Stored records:
◆ ◆ ◆ ◆ ◆

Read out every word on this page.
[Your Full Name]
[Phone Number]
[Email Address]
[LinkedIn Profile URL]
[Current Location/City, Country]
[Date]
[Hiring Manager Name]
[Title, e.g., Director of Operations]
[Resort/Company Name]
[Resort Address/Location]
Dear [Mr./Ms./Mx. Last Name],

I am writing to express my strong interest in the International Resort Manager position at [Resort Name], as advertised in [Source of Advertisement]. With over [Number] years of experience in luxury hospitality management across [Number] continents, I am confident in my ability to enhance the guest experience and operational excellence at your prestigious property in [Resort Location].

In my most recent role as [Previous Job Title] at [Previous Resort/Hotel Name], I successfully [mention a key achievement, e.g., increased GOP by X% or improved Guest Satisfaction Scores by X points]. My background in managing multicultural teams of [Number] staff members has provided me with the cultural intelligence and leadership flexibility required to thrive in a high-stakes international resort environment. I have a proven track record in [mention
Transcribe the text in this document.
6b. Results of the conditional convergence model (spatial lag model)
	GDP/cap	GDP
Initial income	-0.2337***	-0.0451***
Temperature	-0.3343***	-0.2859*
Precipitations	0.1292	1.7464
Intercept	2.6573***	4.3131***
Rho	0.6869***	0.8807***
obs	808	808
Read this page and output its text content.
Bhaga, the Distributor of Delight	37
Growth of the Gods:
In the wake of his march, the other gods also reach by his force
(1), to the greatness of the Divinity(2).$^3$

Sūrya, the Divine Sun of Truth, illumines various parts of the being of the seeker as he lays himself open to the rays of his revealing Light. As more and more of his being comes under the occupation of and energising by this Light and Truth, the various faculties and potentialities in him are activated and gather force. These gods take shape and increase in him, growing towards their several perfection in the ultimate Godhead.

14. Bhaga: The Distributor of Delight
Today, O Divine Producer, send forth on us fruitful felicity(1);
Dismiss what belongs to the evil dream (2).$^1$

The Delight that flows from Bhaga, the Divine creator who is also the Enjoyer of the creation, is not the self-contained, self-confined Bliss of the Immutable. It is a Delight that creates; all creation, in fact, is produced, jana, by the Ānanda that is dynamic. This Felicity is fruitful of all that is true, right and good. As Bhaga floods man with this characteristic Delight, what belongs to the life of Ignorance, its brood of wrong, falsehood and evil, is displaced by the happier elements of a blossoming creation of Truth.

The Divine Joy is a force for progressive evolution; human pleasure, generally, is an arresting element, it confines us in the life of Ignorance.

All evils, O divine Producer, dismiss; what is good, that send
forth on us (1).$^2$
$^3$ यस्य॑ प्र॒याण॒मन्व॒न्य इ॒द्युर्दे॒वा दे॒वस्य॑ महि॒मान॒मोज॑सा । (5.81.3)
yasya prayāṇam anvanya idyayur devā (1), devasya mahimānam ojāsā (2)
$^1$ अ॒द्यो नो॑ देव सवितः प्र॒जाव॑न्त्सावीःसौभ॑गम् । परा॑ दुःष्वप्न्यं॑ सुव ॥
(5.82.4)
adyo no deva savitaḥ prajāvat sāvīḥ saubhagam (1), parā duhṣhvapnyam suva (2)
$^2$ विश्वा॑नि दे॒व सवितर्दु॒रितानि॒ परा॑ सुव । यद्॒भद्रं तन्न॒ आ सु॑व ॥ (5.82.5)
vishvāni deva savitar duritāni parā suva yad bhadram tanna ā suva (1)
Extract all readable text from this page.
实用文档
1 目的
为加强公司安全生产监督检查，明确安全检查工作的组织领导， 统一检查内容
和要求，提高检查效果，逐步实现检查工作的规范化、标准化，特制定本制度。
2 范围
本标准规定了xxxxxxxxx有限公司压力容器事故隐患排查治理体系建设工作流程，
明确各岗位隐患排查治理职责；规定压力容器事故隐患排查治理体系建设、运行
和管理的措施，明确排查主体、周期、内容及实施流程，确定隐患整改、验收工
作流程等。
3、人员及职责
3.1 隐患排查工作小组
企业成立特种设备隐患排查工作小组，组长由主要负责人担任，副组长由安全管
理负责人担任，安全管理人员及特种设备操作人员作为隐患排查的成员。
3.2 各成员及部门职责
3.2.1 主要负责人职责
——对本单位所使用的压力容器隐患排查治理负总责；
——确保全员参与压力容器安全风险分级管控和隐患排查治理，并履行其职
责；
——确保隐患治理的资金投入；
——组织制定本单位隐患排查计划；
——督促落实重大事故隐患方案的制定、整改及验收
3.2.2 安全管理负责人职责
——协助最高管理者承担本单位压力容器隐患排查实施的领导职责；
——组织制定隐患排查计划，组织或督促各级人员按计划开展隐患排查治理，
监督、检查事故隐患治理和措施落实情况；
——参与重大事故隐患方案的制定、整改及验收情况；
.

◆ ◆ ◆ ◆ ◆

» What is required
The answer should be a single number: the count of lines in the data that include the string "page".

» Final result
3